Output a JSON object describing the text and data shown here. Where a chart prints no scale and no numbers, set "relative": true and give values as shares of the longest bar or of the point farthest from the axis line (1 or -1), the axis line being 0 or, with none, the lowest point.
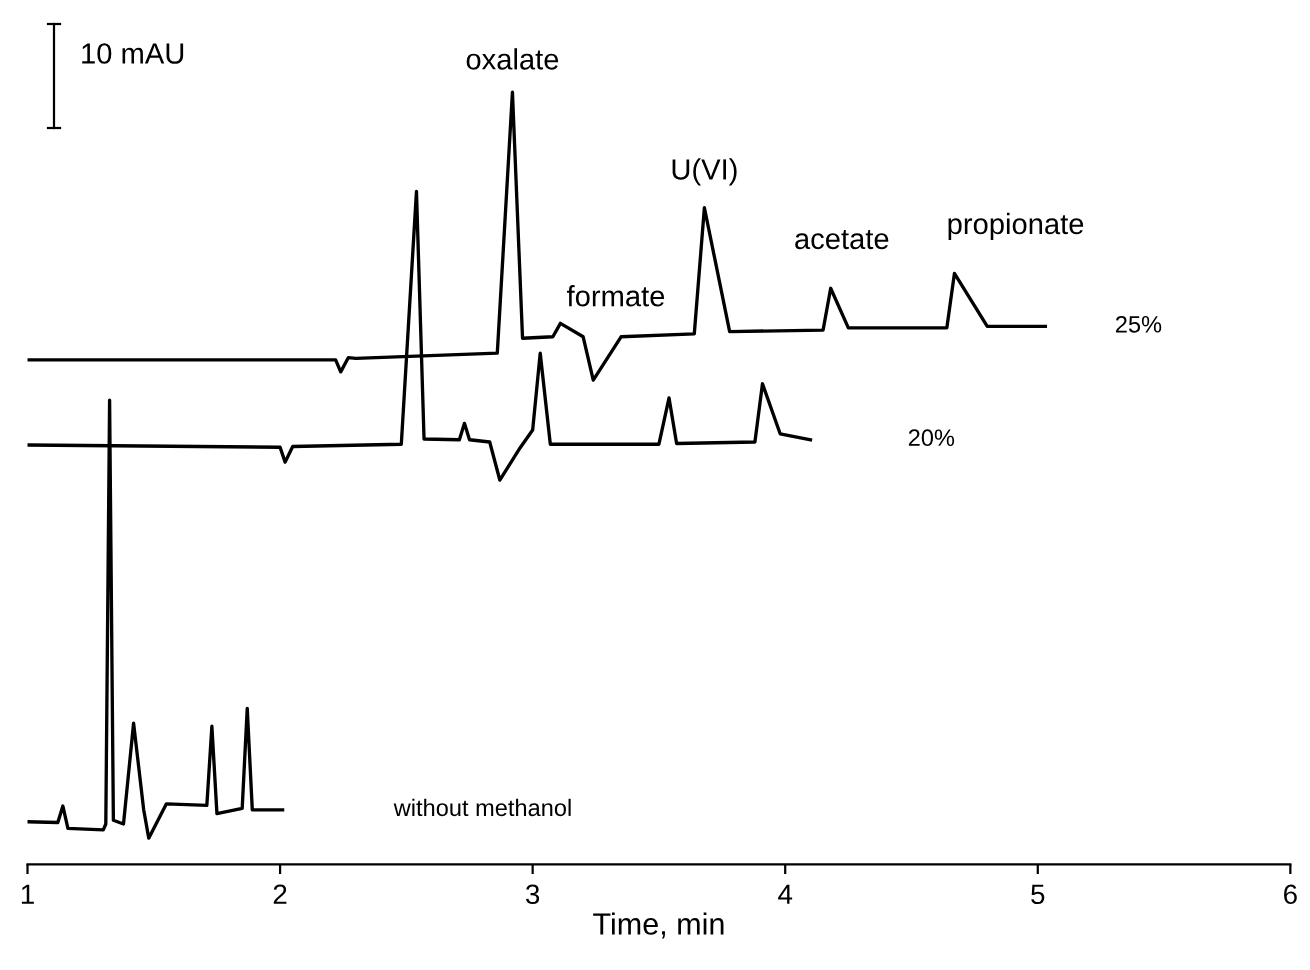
{
  "chart_data": {
    "type": "line",
    "relative": true,
    "xlabel": "Time, min",
    "xlim": [
      1,
      6
    ],
    "xticks": [
      1,
      2,
      3,
      4,
      5,
      6
    ],
    "tick_labels": "x",
    "grid": false,
    "legend": false,
    "marker": "none",
    "line_style": "solid",
    "series": [
      {
        "name": "25%",
        "color": "#000000",
        "x": [
          1.0,
          2.22,
          2.24,
          2.27,
          2.3,
          2.86,
          2.92,
          2.96,
          3.08,
          3.11,
          3.2,
          3.24,
          3.35,
          3.64,
          3.68,
          3.78,
          4.15,
          4.18,
          4.25,
          4.64,
          4.67,
          4.8,
          5.03
        ],
        "values": [
          0.641,
          0.641,
          0.625,
          0.644,
          0.643,
          0.65,
          1,
          0.67,
          0.672,
          0.69,
          0.672,
          0.614,
          0.672,
          0.676,
          0.845,
          0.679,
          0.681,
          0.737,
          0.684,
          0.684,
          0.757,
          0.686,
          0.686
        ]
      },
      {
        "name": "20%",
        "color": "#000000",
        "x": [
          1.0,
          2.0,
          2.02,
          2.05,
          2.48,
          2.54,
          2.57,
          2.71,
          2.73,
          2.75,
          2.83,
          2.87,
          2.95,
          3.0,
          3.03,
          3.07,
          3.5,
          3.54,
          3.57,
          3.88,
          3.91,
          3.98,
          4.1
        ],
        "values": [
          0.527,
          0.524,
          0.504,
          0.525,
          0.528,
          0.867,
          0.535,
          0.534,
          0.556,
          0.534,
          0.531,
          0.48,
          0.523,
          0.547,
          0.65,
          0.528,
          0.528,
          0.59,
          0.529,
          0.531,
          0.609,
          0.542,
          0.534
        ]
      },
      {
        "name": "without methanol",
        "color": "#000000",
        "x": [
          1.0,
          1.12,
          1.14,
          1.16,
          1.3,
          1.31,
          1.325,
          1.34,
          1.38,
          1.42,
          1.46,
          1.48,
          1.55,
          1.71,
          1.73,
          1.75,
          1.85,
          1.87,
          1.89,
          2.01
        ],
        "values": [
          0.022,
          0.021,
          0.043,
          0.013,
          0.011,
          0.019,
          0.587,
          0.024,
          0.019,
          0.154,
          0.038,
          0.0,
          0.046,
          0.044,
          0.15,
          0.033,
          0.04,
          0.174,
          0.038,
          0.038
        ]
      }
    ],
    "annotations": [
      "10 mAU",
      {
        "text": "oxalate",
        "x": 2.92,
        "y": 1
      },
      {
        "text": "formate",
        "x": 3.11,
        "y": 0.69
      },
      {
        "text": "U(VI)",
        "x": 3.68,
        "y": 0.845
      },
      {
        "text": "acetate",
        "x": 4.18,
        "y": 0.737
      },
      {
        "text": "propionate",
        "x": 4.67,
        "y": 0.757
      }
    ]
  }
}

□ □ □ □ □ □ □

[EXERCISE DIRECTIONS]
Of all the lines in the entries, how many contain the word "name"? Give only the number.

[OUTPUT]
3